Rows from a figure dataset:
________________________________________

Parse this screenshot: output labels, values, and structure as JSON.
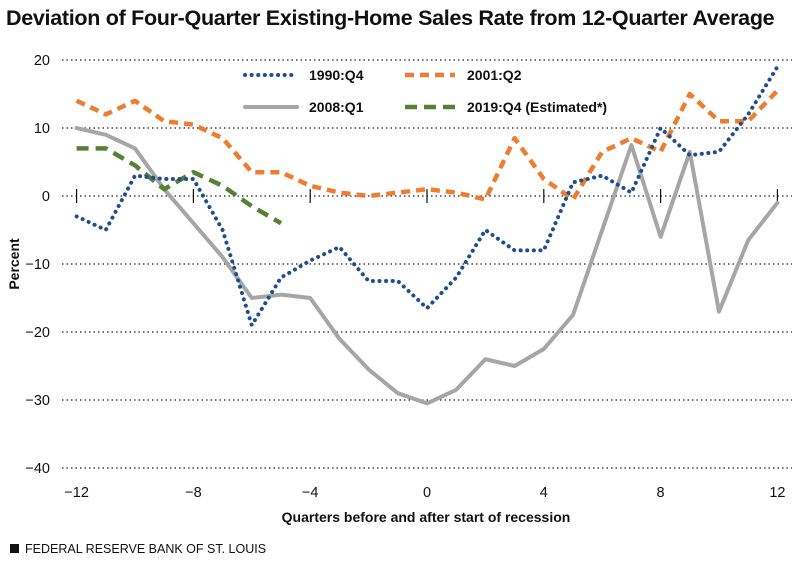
{
  "chart_data": {
    "type": "line",
    "title": "Deviation of Four-Quarter Existing-Home Sales Rate from 12-Quarter Average",
    "xlabel": "Quarters before and after start of recession",
    "ylabel": "Percent",
    "xlim": [
      -12.5,
      12.5
    ],
    "ylim": [
      -40,
      20
    ],
    "xticks": [
      -12,
      -8,
      -4,
      0,
      4,
      8,
      12
    ],
    "yticks": [
      20,
      10,
      0,
      -10,
      -20,
      -30,
      -40
    ],
    "grid": "horizontal dotted",
    "legend_position": "top-center",
    "series": [
      {
        "name": "1990:Q4",
        "color": "#1f4e8c",
        "style": "dotted",
        "x": [
          -12,
          -11,
          -10,
          -9,
          -8,
          -7,
          -6,
          -5,
          -4,
          -3,
          -2,
          -1,
          0,
          1,
          2,
          3,
          4,
          5,
          6,
          7,
          8,
          9,
          10,
          11,
          12
        ],
        "y": [
          -3,
          -5,
          3,
          2.5,
          2.5,
          -5,
          -19,
          -12,
          -9.5,
          -7.5,
          -12.5,
          -12.5,
          -16.5,
          -12,
          -5,
          -8,
          -8,
          2,
          3,
          0.5,
          10,
          6,
          6.5,
          12,
          19
        ]
      },
      {
        "name": "2001:Q2",
        "color": "#ed7d31",
        "style": "dashed",
        "x": [
          -12,
          -11,
          -10,
          -9,
          -8,
          -7,
          -6,
          -5,
          -4,
          -3,
          -2,
          -1,
          0,
          1,
          2,
          3,
          4,
          5,
          6,
          7,
          8,
          9,
          10,
          11,
          12
        ],
        "y": [
          14,
          12,
          14,
          11,
          10.5,
          8.5,
          3.5,
          3.5,
          1.5,
          0.5,
          0,
          0.5,
          1,
          0.5,
          -0.5,
          8.5,
          2.5,
          -0.5,
          6.5,
          8.5,
          6.5,
          15,
          11,
          11,
          15.5
        ]
      },
      {
        "name": "2008:Q1",
        "color": "#a6a6a6",
        "style": "solid",
        "x": [
          -12,
          -11,
          -10,
          -9,
          -8,
          -7,
          -6,
          -5,
          -4,
          -3,
          -2,
          -1,
          0,
          1,
          2,
          3,
          4,
          5,
          6,
          7,
          8,
          9,
          10,
          11,
          12
        ],
        "y": [
          10,
          9,
          7,
          1,
          -4,
          -9,
          -15,
          -14.5,
          -15,
          -21,
          -25.5,
          -29,
          -30.5,
          -28.5,
          -24,
          -25,
          -22.5,
          -17.5,
          -5,
          7.5,
          -6,
          6.5,
          -17,
          -6.5,
          -1
        ]
      },
      {
        "name": "2019:Q4 (Estimated*)",
        "color": "#548235",
        "style": "dashed-long",
        "x": [
          -12,
          -11,
          -10,
          -9,
          -8,
          -7,
          -6,
          -5
        ],
        "y": [
          7,
          7,
          4.5,
          1,
          3.5,
          1.5,
          -1.5,
          -4
        ]
      }
    ]
  },
  "footer": {
    "source": "FEDERAL RESERVE BANK OF ST. LOUIS"
  }
}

________________________________________

Task description:
All of the entries above should be copied exactly, except for the pictures.

Result for this task:
Parse this screenshot: output labels, values, and structure as JSON.
{
  "chart_data": {
    "type": "line",
    "title": "Deviation of Four-Quarter Existing-Home Sales Rate from 12-Quarter Average",
    "xlabel": "Quarters before and after start of recession",
    "ylabel": "Percent",
    "xlim": [
      -12.5,
      12.5
    ],
    "ylim": [
      -40,
      20
    ],
    "xticks": [
      -12,
      -8,
      -4,
      0,
      4,
      8,
      12
    ],
    "yticks": [
      20,
      10,
      0,
      -10,
      -20,
      -30,
      -40
    ],
    "grid": "horizontal dotted",
    "legend_position": "top-center",
    "series": [
      {
        "name": "1990:Q4",
        "color": "#1f4e8c",
        "style": "dotted",
        "x": [
          -12,
          -11,
          -10,
          -9,
          -8,
          -7,
          -6,
          -5,
          -4,
          -3,
          -2,
          -1,
          0,
          1,
          2,
          3,
          4,
          5,
          6,
          7,
          8,
          9,
          10,
          11,
          12
        ],
        "y": [
          -3,
          -5,
          3,
          2.5,
          2.5,
          -5,
          -19,
          -12,
          -9.5,
          -7.5,
          -12.5,
          -12.5,
          -16.5,
          -12,
          -5,
          -8,
          -8,
          2,
          3,
          0.5,
          10,
          6,
          6.5,
          12,
          19
        ]
      },
      {
        "name": "2001:Q2",
        "color": "#ed7d31",
        "style": "dashed",
        "x": [
          -12,
          -11,
          -10,
          -9,
          -8,
          -7,
          -6,
          -5,
          -4,
          -3,
          -2,
          -1,
          0,
          1,
          2,
          3,
          4,
          5,
          6,
          7,
          8,
          9,
          10,
          11,
          12
        ],
        "y": [
          14,
          12,
          14,
          11,
          10.5,
          8.5,
          3.5,
          3.5,
          1.5,
          0.5,
          0,
          0.5,
          1,
          0.5,
          -0.5,
          8.5,
          2.5,
          -0.5,
          6.5,
          8.5,
          6.5,
          15,
          11,
          11,
          15.5
        ]
      },
      {
        "name": "2008:Q1",
        "color": "#a6a6a6",
        "style": "solid",
        "x": [
          -12,
          -11,
          -10,
          -9,
          -8,
          -7,
          -6,
          -5,
          -4,
          -3,
          -2,
          -1,
          0,
          1,
          2,
          3,
          4,
          5,
          6,
          7,
          8,
          9,
          10,
          11,
          12
        ],
        "y": [
          10,
          9,
          7,
          1,
          -4,
          -9,
          -15,
          -14.5,
          -15,
          -21,
          -25.5,
          -29,
          -30.5,
          -28.5,
          -24,
          -25,
          -22.5,
          -17.5,
          -5,
          7.5,
          -6,
          6.5,
          -17,
          -6.5,
          -1
        ]
      },
      {
        "name": "2019:Q4 (Estimated*)",
        "color": "#548235",
        "style": "dashed-long",
        "x": [
          -12,
          -11,
          -10,
          -9,
          -8,
          -7,
          -6,
          -5
        ],
        "y": [
          7,
          7,
          4.5,
          1,
          3.5,
          1.5,
          -1.5,
          -4
        ]
      }
    ]
  },
  "footer": {
    "source": "FEDERAL RESERVE BANK OF ST. LOUIS"
  }
}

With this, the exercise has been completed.